Extracted data entries:

········

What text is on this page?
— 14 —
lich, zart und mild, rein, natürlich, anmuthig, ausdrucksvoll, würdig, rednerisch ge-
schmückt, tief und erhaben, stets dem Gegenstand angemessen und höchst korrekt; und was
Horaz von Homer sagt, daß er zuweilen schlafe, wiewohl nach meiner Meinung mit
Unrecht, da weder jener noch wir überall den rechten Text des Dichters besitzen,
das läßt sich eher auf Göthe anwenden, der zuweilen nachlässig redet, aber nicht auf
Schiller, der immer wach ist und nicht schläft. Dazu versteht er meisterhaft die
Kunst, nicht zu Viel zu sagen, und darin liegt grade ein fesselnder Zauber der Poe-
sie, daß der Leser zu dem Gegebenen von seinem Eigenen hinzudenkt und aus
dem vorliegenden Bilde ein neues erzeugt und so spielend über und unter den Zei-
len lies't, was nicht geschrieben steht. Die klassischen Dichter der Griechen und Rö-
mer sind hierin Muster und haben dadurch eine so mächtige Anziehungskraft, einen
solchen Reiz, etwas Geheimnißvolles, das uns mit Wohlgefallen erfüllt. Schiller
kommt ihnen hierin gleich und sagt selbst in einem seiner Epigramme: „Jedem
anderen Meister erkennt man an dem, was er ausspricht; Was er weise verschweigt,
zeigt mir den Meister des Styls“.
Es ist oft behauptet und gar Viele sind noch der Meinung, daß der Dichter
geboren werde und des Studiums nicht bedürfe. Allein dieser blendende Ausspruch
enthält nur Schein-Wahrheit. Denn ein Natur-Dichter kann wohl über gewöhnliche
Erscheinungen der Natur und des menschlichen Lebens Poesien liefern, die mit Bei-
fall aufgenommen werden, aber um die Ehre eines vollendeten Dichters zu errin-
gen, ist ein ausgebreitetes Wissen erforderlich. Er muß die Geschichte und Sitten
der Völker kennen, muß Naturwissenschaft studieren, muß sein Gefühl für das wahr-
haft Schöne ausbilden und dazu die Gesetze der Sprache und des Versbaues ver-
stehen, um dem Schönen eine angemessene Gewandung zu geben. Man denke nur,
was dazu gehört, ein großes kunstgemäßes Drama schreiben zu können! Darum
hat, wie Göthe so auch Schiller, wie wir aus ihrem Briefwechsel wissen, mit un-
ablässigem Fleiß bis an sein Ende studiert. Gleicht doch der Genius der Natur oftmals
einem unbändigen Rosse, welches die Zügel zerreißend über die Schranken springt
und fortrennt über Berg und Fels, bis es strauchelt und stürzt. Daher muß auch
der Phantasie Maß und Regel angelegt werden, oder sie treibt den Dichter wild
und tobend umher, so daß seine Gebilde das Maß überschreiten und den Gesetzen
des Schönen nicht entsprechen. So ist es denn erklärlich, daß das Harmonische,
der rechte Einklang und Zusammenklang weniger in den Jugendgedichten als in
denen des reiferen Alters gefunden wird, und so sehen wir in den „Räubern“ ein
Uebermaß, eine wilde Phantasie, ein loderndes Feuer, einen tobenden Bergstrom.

········

#### WHAT TO WORK ON
List the lines of the entries that include "Göthe".

#### TASK ANSWER
das läßt sich eher auf Göthe anwenden, der zuweilen nachlässig redet, aber nicht auf
hat, wie Göthe so auch Schiller, wie wir aus ihrem Briefwechsel wissen, mit un-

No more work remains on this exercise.